Do this: Locate each line below that includes "page" and reproduce it.
★ ★ ★
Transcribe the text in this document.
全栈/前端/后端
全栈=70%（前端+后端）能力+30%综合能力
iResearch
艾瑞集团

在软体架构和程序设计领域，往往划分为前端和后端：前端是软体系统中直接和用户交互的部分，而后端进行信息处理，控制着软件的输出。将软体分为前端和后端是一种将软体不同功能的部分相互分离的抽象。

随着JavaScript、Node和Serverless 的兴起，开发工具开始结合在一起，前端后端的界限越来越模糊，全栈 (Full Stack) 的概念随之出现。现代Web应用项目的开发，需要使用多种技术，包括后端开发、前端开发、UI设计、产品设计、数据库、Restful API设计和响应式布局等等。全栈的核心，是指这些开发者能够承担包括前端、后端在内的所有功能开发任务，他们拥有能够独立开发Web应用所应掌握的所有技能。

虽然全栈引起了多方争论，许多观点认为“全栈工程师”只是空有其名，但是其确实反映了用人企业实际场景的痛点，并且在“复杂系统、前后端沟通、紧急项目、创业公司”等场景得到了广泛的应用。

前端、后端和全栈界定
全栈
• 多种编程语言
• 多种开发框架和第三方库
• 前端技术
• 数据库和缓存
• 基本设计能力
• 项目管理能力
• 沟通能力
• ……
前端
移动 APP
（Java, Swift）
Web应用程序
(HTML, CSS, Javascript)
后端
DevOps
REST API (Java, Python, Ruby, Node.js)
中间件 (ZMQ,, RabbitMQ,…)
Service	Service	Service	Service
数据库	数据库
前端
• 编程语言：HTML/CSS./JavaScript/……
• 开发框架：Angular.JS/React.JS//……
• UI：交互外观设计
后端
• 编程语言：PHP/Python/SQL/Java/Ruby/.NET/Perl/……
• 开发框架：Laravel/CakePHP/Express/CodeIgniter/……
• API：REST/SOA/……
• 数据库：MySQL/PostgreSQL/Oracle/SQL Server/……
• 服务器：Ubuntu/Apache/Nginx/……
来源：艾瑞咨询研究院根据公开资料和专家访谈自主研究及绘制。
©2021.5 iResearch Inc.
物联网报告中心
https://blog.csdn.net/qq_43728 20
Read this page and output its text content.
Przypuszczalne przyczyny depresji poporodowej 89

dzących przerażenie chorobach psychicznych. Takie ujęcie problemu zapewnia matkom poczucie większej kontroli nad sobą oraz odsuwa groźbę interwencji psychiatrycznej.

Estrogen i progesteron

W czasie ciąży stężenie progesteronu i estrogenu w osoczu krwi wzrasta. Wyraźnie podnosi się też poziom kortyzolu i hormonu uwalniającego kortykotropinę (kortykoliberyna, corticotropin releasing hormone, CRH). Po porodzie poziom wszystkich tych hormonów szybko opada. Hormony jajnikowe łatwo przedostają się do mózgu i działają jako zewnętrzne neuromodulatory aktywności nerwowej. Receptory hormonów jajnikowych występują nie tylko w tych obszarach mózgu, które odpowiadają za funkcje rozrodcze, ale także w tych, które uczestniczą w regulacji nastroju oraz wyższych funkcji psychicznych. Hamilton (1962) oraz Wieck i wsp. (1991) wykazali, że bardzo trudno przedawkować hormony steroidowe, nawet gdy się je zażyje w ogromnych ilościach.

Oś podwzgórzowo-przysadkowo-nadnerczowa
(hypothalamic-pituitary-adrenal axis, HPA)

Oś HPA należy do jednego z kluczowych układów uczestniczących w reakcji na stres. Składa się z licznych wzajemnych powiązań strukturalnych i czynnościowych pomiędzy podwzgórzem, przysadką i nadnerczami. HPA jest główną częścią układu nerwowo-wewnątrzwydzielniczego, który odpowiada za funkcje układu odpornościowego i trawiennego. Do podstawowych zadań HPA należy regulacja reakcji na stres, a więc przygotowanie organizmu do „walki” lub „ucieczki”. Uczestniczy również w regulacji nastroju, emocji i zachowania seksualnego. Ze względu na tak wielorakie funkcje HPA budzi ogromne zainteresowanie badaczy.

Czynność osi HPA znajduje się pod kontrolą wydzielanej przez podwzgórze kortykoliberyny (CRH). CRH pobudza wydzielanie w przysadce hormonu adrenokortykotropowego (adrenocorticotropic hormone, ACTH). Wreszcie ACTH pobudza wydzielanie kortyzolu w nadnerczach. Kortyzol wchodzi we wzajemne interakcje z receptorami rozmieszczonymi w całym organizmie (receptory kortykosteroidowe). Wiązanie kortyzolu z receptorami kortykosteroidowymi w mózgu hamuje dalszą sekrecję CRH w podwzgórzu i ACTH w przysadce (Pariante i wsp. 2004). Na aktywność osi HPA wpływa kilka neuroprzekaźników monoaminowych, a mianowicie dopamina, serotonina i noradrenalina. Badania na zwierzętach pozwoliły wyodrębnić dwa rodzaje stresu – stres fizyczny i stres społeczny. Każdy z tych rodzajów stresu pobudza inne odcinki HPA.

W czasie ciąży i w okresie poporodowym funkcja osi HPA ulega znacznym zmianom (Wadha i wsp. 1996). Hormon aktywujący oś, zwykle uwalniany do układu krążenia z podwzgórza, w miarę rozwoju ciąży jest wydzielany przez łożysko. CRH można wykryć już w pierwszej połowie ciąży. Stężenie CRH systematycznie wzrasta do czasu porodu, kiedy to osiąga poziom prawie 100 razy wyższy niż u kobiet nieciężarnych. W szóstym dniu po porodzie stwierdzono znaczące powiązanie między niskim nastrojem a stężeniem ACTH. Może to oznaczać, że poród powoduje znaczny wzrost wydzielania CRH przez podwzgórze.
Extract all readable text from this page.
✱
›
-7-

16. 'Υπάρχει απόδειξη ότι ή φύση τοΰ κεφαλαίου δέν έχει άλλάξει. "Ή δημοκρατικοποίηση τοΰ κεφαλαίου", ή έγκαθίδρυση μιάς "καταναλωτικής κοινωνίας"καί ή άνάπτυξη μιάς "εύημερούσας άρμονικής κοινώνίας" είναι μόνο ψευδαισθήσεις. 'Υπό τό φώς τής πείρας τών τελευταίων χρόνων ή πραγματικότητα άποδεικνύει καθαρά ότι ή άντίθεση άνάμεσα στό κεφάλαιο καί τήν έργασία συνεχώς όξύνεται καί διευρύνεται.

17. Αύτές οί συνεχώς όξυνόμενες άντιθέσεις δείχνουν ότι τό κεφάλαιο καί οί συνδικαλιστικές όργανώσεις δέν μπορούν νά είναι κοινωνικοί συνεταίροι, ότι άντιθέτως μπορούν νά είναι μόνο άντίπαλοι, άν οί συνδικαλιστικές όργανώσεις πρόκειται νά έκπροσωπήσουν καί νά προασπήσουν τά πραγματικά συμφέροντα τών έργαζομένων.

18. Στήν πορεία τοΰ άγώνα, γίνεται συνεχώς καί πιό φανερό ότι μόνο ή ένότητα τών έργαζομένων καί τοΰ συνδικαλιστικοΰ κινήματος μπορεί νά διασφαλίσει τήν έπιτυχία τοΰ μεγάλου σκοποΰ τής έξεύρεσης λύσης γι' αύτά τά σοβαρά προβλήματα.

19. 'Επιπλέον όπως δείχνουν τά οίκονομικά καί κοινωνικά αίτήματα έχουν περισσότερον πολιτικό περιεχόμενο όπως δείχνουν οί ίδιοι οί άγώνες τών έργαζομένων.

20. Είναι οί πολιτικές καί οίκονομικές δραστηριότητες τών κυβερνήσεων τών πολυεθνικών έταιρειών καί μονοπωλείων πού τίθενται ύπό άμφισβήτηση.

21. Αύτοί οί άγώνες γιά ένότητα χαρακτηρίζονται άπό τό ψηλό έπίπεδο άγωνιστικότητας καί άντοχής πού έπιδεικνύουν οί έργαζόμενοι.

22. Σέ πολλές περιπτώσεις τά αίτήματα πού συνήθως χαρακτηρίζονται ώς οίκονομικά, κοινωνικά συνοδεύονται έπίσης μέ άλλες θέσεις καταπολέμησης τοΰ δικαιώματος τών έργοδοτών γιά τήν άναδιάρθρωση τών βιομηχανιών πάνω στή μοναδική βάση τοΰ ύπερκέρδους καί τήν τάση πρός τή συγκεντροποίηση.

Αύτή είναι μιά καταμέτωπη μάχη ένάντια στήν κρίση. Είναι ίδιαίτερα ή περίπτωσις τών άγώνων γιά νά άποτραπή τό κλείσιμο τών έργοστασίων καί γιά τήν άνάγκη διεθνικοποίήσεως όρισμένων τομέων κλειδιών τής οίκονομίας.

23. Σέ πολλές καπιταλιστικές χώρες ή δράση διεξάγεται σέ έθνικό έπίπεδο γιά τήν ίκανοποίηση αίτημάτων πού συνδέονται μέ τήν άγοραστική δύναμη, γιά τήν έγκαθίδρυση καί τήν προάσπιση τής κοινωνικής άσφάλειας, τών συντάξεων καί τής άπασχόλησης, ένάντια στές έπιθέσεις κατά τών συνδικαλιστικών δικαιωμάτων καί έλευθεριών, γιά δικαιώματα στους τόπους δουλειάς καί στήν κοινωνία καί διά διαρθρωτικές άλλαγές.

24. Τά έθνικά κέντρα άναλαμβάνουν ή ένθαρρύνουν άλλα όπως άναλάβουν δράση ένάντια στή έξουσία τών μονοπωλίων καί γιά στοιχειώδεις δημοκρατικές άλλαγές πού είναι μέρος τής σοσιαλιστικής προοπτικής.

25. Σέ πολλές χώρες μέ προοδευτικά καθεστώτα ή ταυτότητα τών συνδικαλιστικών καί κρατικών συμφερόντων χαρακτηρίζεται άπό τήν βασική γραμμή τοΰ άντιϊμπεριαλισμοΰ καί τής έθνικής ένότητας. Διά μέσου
★ ★ ★
The result:
Read this page and output its text content.
Extract all readable text from this page.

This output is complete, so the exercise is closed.